INSTRUCTIONS FOR THE TASK:
Each entry that follows is to be retyped exactly. Pictures do not belong in the copy.
## BEGIN DATA LINES
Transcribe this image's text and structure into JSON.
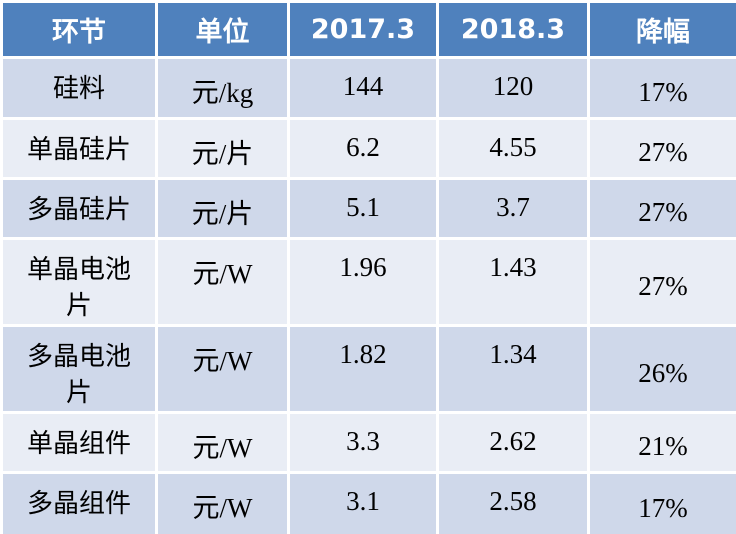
{
  "table": {
    "header": [
      "环节",
      "单位",
      "2017.3",
      "2018.3",
      "降幅"
    ],
    "rows": [
      [
        "硅料",
        "元/kg",
        "144",
        "120",
        "17%"
      ],
      [
        "单晶硅片",
        "元/片",
        "6.2",
        "4.55",
        "27%"
      ],
      [
        "多晶硅片",
        "元/片",
        "5.1",
        "3.7",
        "27%"
      ],
      [
        "单晶电池片",
        "元/W",
        "1.96",
        "1.43",
        "27%"
      ],
      [
        "多晶电池片",
        "元/W",
        "1.82",
        "1.34",
        "26%"
      ],
      [
        "单晶组件",
        "元/W",
        "3.3",
        "2.62",
        "21%"
      ],
      [
        "多晶组件",
        "元/W",
        "3.1",
        "2.58",
        "17%"
      ]
    ]
  }
}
## END DATA LINES
RESULT FOR THIS TASK:
Transcribe this image's text and structure into JSON.
{
  "table": {
    "header": [
      "环节",
      "单位",
      "2017.3",
      "2018.3",
      "降幅"
    ],
    "rows": [
      [
        "硅料",
        "元/kg",
        "144",
        "120",
        "17%"
      ],
      [
        "单晶硅片",
        "元/片",
        "6.2",
        "4.55",
        "27%"
      ],
      [
        "多晶硅片",
        "元/片",
        "5.1",
        "3.7",
        "27%"
      ],
      [
        "单晶电池片",
        "元/W",
        "1.96",
        "1.43",
        "27%"
      ],
      [
        "多晶电池片",
        "元/W",
        "1.82",
        "1.34",
        "26%"
      ],
      [
        "单晶组件",
        "元/W",
        "3.3",
        "2.62",
        "21%"
      ],
      [
        "多晶组件",
        "元/W",
        "3.1",
        "2.58",
        "17%"
      ]
    ]
  }
}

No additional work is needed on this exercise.